* **PROBLEM TO SOLVE**: Copy, in full, each line of the material that holds the word "Blackburn".

* **DATA EXTRACT**:

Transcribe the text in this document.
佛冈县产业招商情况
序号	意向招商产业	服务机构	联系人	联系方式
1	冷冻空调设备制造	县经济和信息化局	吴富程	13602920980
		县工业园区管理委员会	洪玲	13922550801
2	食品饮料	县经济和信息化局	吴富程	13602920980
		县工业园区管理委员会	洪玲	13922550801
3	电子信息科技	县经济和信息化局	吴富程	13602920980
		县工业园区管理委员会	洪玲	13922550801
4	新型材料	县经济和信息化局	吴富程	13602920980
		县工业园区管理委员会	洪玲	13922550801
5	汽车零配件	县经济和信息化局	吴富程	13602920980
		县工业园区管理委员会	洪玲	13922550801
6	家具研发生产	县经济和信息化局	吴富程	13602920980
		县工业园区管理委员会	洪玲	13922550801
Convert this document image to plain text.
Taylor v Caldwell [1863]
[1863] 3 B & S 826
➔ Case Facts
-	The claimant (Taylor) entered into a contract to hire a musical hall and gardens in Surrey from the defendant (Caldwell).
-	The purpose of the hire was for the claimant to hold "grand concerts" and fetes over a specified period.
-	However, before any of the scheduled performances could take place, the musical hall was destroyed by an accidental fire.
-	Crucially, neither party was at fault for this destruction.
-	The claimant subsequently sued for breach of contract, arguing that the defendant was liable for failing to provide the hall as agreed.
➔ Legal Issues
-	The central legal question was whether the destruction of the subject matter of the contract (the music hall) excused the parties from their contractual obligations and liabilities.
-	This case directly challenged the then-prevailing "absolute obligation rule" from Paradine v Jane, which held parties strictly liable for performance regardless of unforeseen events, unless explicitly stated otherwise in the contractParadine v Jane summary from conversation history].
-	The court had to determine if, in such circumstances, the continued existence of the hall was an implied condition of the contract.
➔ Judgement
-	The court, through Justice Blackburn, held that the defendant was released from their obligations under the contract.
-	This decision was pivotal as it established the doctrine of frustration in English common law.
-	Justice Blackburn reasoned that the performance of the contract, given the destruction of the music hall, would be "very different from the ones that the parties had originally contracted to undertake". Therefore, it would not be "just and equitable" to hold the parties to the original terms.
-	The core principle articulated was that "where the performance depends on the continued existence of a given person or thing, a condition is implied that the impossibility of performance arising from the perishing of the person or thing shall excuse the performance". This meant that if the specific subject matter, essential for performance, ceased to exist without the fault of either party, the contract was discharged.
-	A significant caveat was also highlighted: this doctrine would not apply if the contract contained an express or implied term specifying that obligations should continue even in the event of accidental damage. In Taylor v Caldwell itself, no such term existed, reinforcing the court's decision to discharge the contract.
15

* **RESULT BELOW**:
-	The court, through Justice Blackburn, held that the defendant was released from their obligations under the contract.
-	Justice Blackburn reasoned that the performance of the contract, given the destruction of the music hall, would be "very different from the ones that the parties had originally contracted to undertake". Therefore, it would not be "just and equitable" to hold the parties to the original terms.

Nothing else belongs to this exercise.